### Exercise prompt
Transcribe the data in full and exactly, omitting any pictures.

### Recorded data
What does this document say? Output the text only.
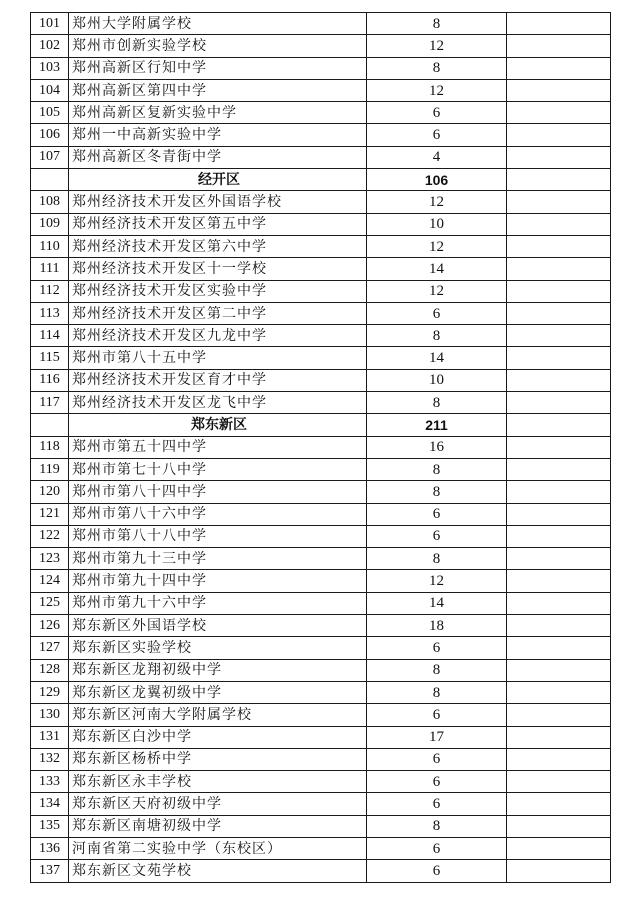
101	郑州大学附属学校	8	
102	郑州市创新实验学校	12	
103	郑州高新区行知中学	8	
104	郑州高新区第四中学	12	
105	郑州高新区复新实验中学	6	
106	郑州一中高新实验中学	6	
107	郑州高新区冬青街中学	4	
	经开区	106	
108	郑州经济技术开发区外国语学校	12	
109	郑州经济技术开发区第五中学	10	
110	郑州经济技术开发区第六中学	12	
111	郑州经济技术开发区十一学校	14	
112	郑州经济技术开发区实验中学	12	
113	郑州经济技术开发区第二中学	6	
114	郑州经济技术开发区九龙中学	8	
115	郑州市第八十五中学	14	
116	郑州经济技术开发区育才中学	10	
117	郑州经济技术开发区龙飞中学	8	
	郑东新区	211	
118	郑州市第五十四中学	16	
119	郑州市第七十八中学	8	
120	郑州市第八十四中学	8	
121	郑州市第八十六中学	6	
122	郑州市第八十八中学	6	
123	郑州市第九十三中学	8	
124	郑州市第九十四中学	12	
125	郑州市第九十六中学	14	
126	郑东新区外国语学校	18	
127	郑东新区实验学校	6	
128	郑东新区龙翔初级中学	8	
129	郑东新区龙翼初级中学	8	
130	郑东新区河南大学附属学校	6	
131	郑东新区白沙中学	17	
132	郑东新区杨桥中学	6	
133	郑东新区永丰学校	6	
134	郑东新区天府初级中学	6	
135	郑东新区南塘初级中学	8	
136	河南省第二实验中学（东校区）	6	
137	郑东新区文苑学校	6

### Output below
What does this document say? Output the text only.
101	郑州大学附属学校	8	
102	郑州市创新实验学校	12	
103	郑州高新区行知中学	8	
104	郑州高新区第四中学	12	
105	郑州高新区复新实验中学	6	
106	郑州一中高新实验中学	6	
107	郑州高新区冬青街中学	4	
	经开区	106	
108	郑州经济技术开发区外国语学校	12	
109	郑州经济技术开发区第五中学	10	
110	郑州经济技术开发区第六中学	12	
111	郑州经济技术开发区十一学校	14	
112	郑州经济技术开发区实验中学	12	
113	郑州经济技术开发区第二中学	6	
114	郑州经济技术开发区九龙中学	8	
115	郑州市第八十五中学	14	
116	郑州经济技术开发区育才中学	10	
117	郑州经济技术开发区龙飞中学	8	
	郑东新区	211	
118	郑州市第五十四中学	16	
119	郑州市第七十八中学	8	
120	郑州市第八十四中学	8	
121	郑州市第八十六中学	6	
122	郑州市第八十八中学	6	
123	郑州市第九十三中学	8	
124	郑州市第九十四中学	12	
125	郑州市第九十六中学	14	
126	郑东新区外国语学校	18	
127	郑东新区实验学校	6	
128	郑东新区龙翔初级中学	8	
129	郑东新区龙翼初级中学	8	
130	郑东新区河南大学附属学校	6	
131	郑东新区白沙中学	17	
132	郑东新区杨桥中学	6	
133	郑东新区永丰学校	6	
134	郑东新区天府初级中学	6	
135	郑东新区南塘初级中学	8	
136	河南省第二实验中学（东校区）	6	
137	郑东新区文苑学校	6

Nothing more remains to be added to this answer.